**WHAT THE EXERCISE ASKS**
Print every entry, word for word, and skip the images.

════

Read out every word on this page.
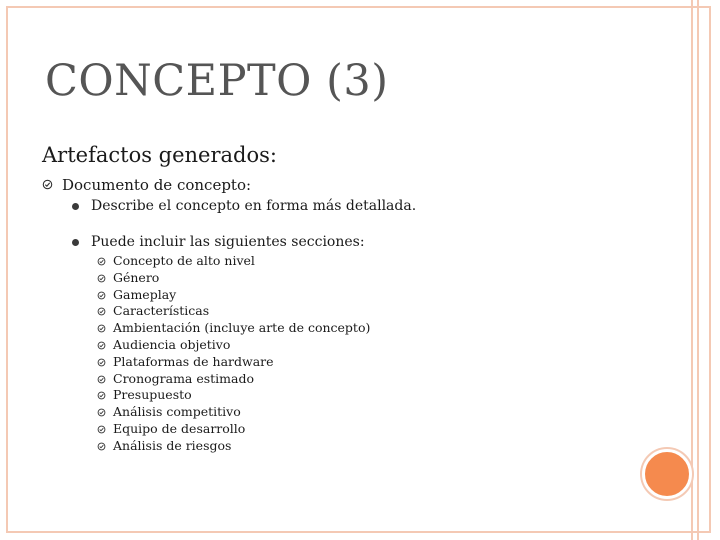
CONCEPTO (3)
Artefactos generados:
Documento de concepto:
Describe el concepto en forma más detallada.
Puede incluir las siguientes secciones:
Concepto de alto nivel
Género
Gameplay
Características
Ambientación (incluye arte de concepto)
Audiencia objetivo
Plataformas de hardware
Cronograma estimado
Presupuesto
Análisis competitivo
Equipo de desarrollo
Análisis de riesgos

════

**WRITTEN SOLUTION**
Read out every word on this page.
CONCEPTO (3)
Artefactos generados:
Documento de concepto:
Describe el concepto en forma más detallada.
Puede incluir las siguientes secciones:
Concepto de alto nivel
Género
Gameplay
Características
Ambientación (incluye arte de concepto)
Audiencia objetivo
Plataformas de hardware
Cronograma estimado
Presupuesto
Análisis competitivo
Equipo de desarrollo
Análisis de riesgos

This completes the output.